Stated exercise: Extract all of the entries and give them again, word for word.

Available data:

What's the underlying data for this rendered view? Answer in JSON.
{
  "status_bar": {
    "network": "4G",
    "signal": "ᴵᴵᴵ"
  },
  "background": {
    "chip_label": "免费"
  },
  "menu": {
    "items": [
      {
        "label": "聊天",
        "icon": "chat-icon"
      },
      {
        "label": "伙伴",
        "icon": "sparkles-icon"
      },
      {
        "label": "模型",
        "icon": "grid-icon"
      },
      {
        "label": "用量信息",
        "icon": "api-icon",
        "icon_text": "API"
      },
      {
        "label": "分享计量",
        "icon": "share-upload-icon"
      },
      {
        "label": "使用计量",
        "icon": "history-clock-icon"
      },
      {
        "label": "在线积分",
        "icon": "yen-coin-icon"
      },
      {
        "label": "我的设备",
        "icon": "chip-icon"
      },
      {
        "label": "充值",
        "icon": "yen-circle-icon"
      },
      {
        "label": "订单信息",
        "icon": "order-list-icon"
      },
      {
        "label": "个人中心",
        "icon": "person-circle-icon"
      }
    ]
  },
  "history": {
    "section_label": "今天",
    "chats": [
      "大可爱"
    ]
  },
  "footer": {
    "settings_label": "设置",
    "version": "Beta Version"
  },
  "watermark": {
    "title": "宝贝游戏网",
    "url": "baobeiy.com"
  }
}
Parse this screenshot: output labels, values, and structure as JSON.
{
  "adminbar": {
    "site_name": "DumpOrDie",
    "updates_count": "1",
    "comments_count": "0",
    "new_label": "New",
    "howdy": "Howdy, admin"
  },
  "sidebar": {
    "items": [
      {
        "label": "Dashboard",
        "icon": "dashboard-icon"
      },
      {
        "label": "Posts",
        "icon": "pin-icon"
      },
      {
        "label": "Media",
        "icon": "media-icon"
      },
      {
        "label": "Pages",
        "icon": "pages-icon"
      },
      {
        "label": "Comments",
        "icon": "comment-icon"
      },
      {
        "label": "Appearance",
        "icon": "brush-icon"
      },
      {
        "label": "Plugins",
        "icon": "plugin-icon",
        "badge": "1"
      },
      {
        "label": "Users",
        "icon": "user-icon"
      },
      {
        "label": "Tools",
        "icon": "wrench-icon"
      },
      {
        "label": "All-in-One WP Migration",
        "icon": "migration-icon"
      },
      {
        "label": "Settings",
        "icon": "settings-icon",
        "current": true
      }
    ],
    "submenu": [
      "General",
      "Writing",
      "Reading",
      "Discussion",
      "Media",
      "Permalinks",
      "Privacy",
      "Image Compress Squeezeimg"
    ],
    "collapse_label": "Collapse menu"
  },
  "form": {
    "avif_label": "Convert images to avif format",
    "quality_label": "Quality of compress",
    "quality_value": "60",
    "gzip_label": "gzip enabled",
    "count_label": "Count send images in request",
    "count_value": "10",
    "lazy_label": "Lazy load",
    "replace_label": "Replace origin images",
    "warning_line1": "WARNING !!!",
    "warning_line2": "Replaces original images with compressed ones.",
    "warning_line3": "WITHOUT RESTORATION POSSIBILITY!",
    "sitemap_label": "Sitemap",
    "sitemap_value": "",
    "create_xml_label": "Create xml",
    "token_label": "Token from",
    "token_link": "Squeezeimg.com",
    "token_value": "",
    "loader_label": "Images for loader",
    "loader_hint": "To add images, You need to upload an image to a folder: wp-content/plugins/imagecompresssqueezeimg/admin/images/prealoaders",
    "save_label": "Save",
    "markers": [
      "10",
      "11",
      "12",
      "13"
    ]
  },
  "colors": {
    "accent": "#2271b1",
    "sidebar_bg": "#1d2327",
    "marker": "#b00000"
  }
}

Answer in full:
What's the underlying data for this rendered view? Answer in JSON.
{
  "status_bar": {
    "network": "4G",
    "signal": "ᴵᴵᴵ"
  },
  "background": {
    "chip_label": "免费"
  },
  "menu": {
    "items": [
      {
        "label": "聊天",
        "icon": "chat-icon"
      },
      {
        "label": "伙伴",
        "icon": "sparkles-icon"
      },
      {
        "label": "模型",
        "icon": "grid-icon"
      },
      {
        "label": "用量信息",
        "icon": "api-icon",
        "icon_text": "API"
      },
      {
        "label": "分享计量",
        "icon": "share-upload-icon"
      },
      {
        "label": "使用计量",
        "icon": "history-clock-icon"
      },
      {
        "label": "在线积分",
        "icon": "yen-coin-icon"
      },
      {
        "label": "我的设备",
        "icon": "chip-icon"
      },
      {
        "label": "充值",
        "icon": "yen-circle-icon"
      },
      {
        "label": "订单信息",
        "icon": "order-list-icon"
      },
      {
        "label": "个人中心",
        "icon": "person-circle-icon"
      }
    ]
  },
  "history": {
    "section_label": "今天",
    "chats": [
      "大可爱"
    ]
  },
  "footer": {
    "settings_label": "设置",
    "version": "Beta Version"
  },
  "watermark": {
    "title": "宝贝游戏网",
    "url": "baobeiy.com"
  }
}
Parse this screenshot: output labels, values, and structure as JSON.
{
  "adminbar": {
    "site_name": "DumpOrDie",
    "updates_count": "1",
    "comments_count": "0",
    "new_label": "New",
    "howdy": "Howdy, admin"
  },
  "sidebar": {
    "items": [
      {
        "label": "Dashboard",
        "icon": "dashboard-icon"
      },
      {
        "label": "Posts",
        "icon": "pin-icon"
      },
      {
        "label": "Media",
        "icon": "media-icon"
      },
      {
        "label": "Pages",
        "icon": "pages-icon"
      },
      {
        "label": "Comments",
        "icon": "comment-icon"
      },
      {
        "label": "Appearance",
        "icon": "brush-icon"
      },
      {
        "label": "Plugins",
        "icon": "plugin-icon",
        "badge": "1"
      },
      {
        "label": "Users",
        "icon": "user-icon"
      },
      {
        "label": "Tools",
        "icon": "wrench-icon"
      },
      {
        "label": "All-in-One WP Migration",
        "icon": "migration-icon"
      },
      {
        "label": "Settings",
        "icon": "settings-icon",
        "current": true
      }
    ],
    "submenu": [
      "General",
      "Writing",
      "Reading",
      "Discussion",
      "Media",
      "Permalinks",
      "Privacy",
      "Image Compress Squeezeimg"
    ],
    "collapse_label": "Collapse menu"
  },
  "form": {
    "avif_label": "Convert images to avif format",
    "quality_label": "Quality of compress",
    "quality_value": "60",
    "gzip_label": "gzip enabled",
    "count_label": "Count send images in request",
    "count_value": "10",
    "lazy_label": "Lazy load",
    "replace_label": "Replace origin images",
    "warning_line1": "WARNING !!!",
    "warning_line2": "Replaces original images with compressed ones.",
    "warning_line3": "WITHOUT RESTORATION POSSIBILITY!",
    "sitemap_label": "Sitemap",
    "sitemap_value": "",
    "create_xml_label": "Create xml",
    "token_label": "Token from",
    "token_link": "Squeezeimg.com",
    "token_value": "",
    "loader_label": "Images for loader",
    "loader_hint": "To add images, You need to upload an image to a folder: wp-content/plugins/imagecompresssqueezeimg/admin/images/prealoaders",
    "save_label": "Save",
    "markers": [
      "10",
      "11",
      "12",
      "13"
    ]
  },
  "colors": {
    "accent": "#2271b1",
    "sidebar_bg": "#1d2327",
    "marker": "#b00000"
  }
}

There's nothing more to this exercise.